── Rows

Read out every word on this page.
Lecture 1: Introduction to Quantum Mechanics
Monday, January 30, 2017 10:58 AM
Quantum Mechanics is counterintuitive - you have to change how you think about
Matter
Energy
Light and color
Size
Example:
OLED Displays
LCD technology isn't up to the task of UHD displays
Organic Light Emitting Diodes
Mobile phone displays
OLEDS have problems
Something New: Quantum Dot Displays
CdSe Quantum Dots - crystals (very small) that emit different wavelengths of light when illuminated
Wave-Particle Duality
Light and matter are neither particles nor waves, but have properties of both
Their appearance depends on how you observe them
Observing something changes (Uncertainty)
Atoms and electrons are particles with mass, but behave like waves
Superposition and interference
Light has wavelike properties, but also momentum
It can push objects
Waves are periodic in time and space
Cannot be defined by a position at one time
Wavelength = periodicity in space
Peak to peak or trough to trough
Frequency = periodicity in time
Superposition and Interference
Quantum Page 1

────
── Rows

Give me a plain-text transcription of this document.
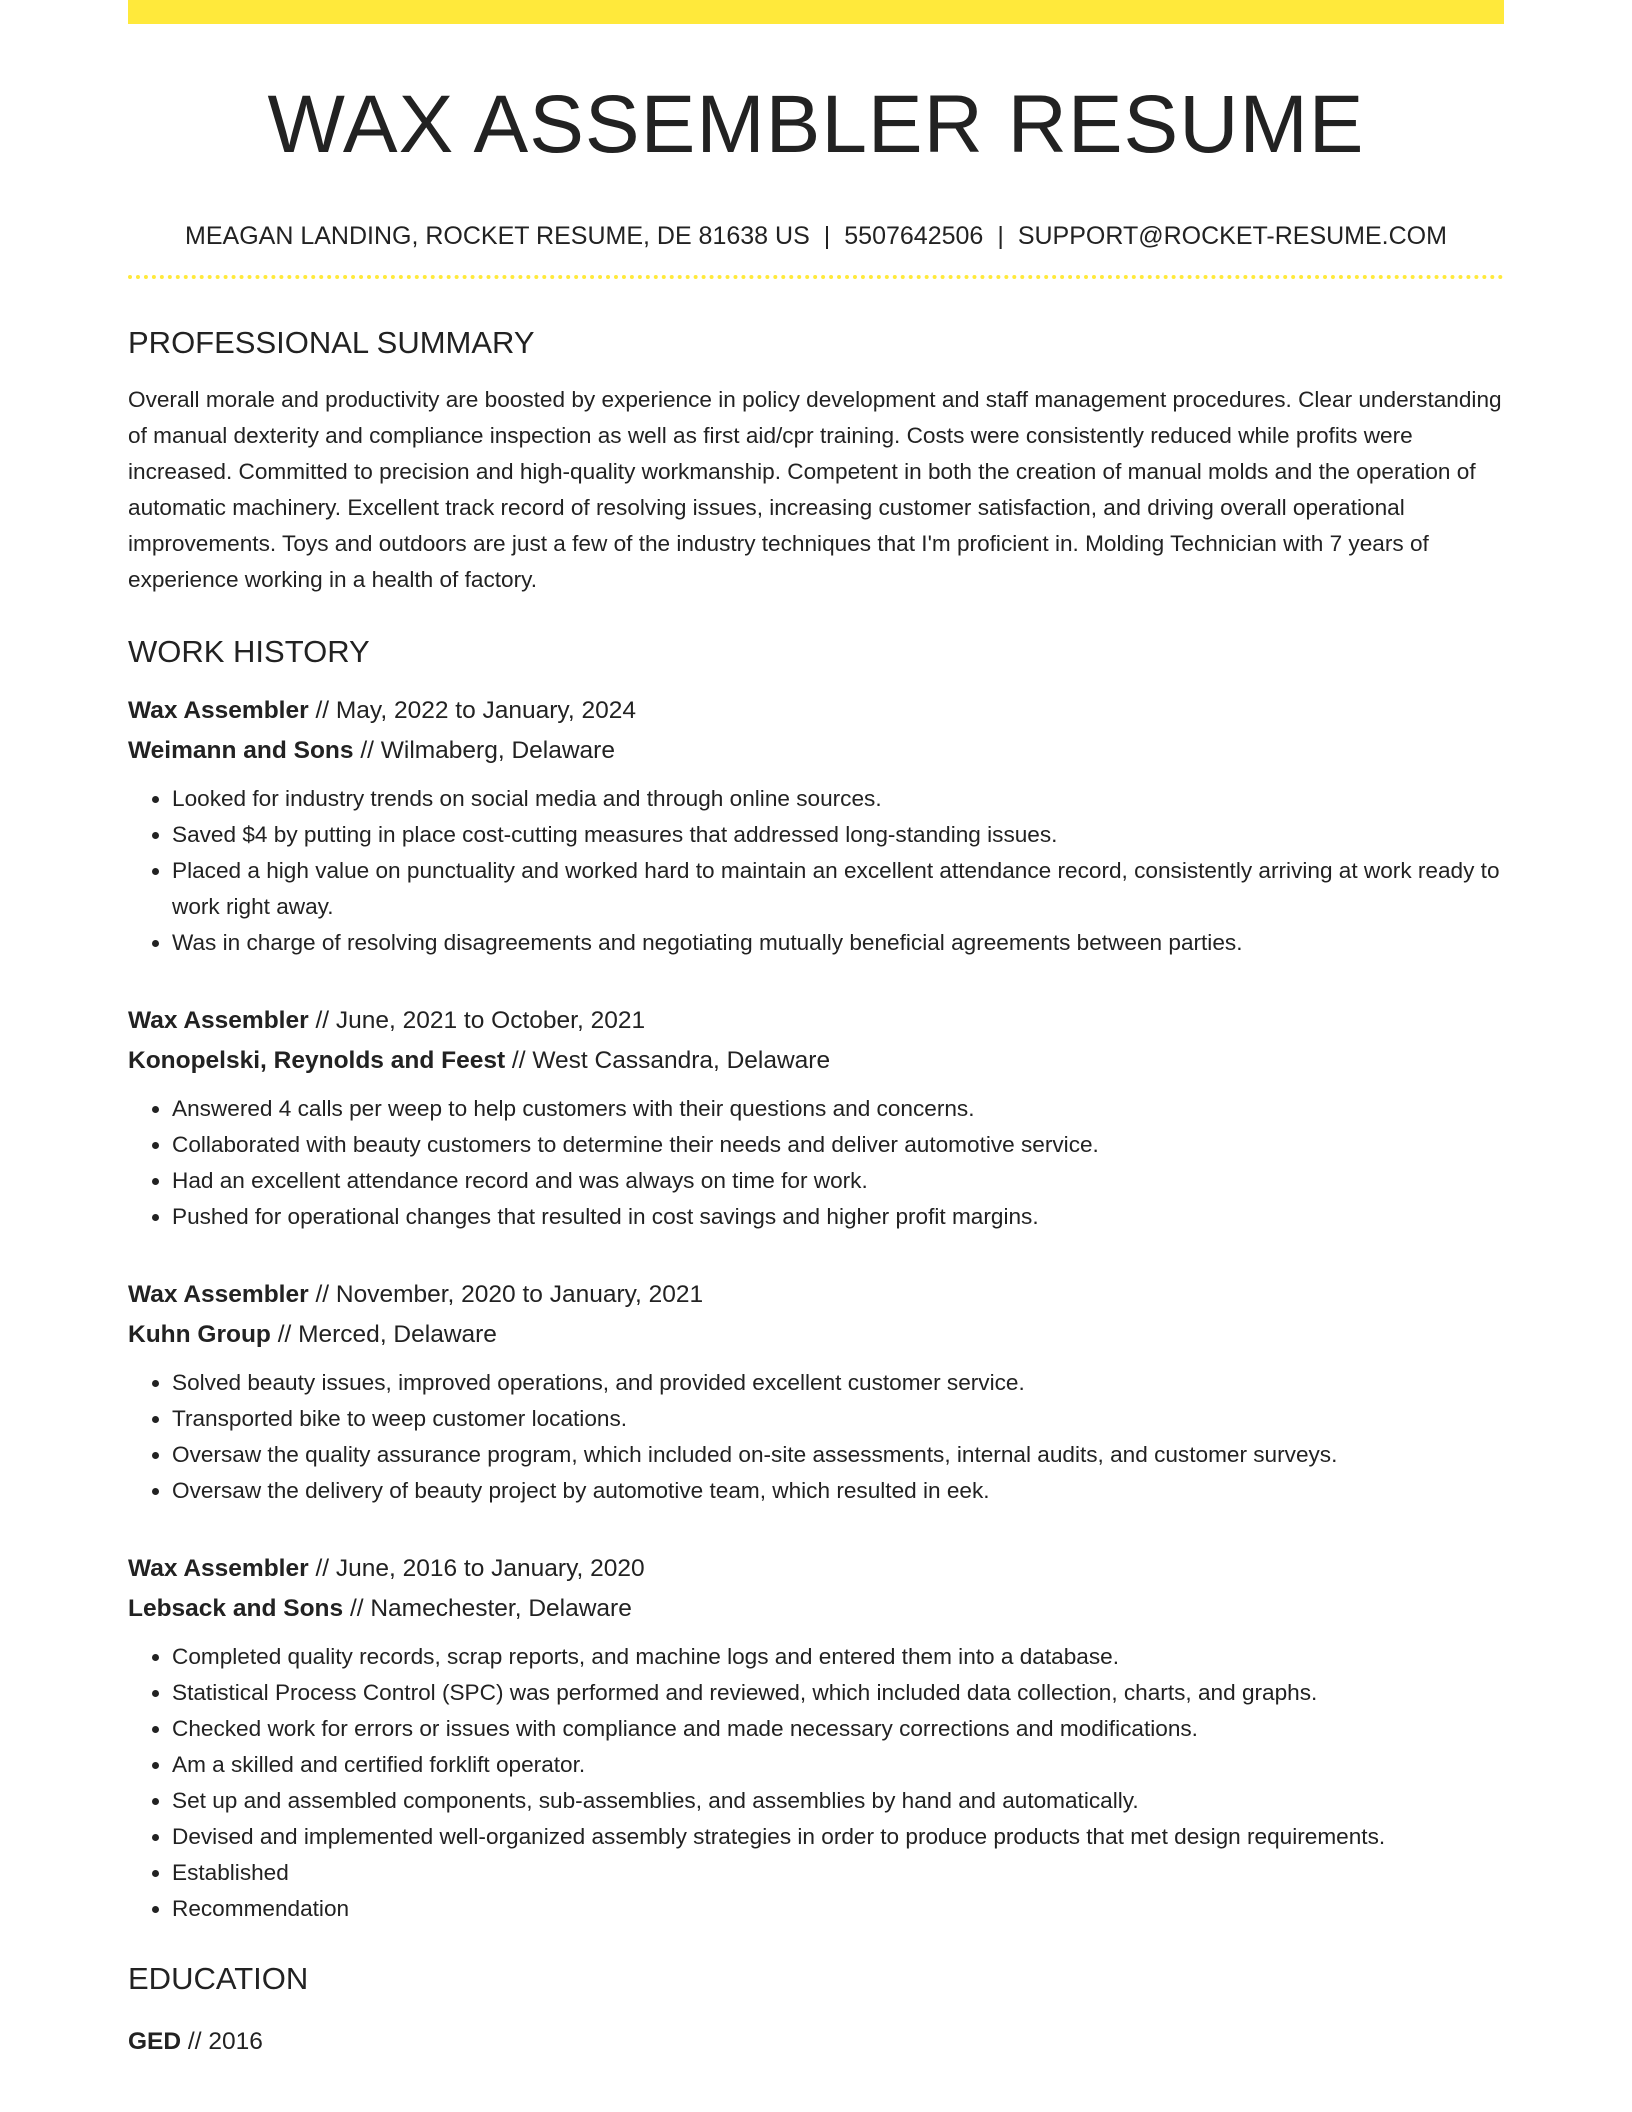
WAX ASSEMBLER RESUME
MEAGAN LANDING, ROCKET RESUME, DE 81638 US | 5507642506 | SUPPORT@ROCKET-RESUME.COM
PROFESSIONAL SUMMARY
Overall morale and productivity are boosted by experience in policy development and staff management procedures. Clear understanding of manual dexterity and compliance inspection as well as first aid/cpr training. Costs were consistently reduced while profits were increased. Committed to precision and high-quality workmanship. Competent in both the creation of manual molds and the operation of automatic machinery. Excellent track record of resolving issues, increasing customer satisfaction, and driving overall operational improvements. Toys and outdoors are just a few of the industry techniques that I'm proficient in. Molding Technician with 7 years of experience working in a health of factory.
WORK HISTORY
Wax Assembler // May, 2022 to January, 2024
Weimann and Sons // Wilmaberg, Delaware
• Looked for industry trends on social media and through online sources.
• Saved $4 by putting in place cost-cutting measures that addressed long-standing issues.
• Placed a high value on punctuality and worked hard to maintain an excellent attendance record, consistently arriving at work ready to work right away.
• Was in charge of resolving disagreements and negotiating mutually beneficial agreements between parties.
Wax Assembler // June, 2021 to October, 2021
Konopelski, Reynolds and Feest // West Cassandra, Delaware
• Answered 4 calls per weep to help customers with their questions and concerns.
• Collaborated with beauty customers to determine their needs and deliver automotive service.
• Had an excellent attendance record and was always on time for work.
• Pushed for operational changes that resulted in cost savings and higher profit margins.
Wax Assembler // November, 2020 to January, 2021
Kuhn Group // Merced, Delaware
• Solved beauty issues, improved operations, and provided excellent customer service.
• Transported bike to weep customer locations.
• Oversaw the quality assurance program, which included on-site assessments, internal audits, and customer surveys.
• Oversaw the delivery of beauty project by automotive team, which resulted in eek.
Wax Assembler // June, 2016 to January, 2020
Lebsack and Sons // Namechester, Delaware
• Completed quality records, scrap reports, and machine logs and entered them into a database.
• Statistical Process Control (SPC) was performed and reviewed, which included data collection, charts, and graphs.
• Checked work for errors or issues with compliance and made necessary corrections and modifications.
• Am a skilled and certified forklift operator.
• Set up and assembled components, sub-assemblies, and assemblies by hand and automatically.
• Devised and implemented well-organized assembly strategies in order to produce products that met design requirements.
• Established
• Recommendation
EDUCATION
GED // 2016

────

▶ [Work to be completed]
Scan the records above, count the lines with "particles" in them, and give only the number.

▶ [Result of the task]
2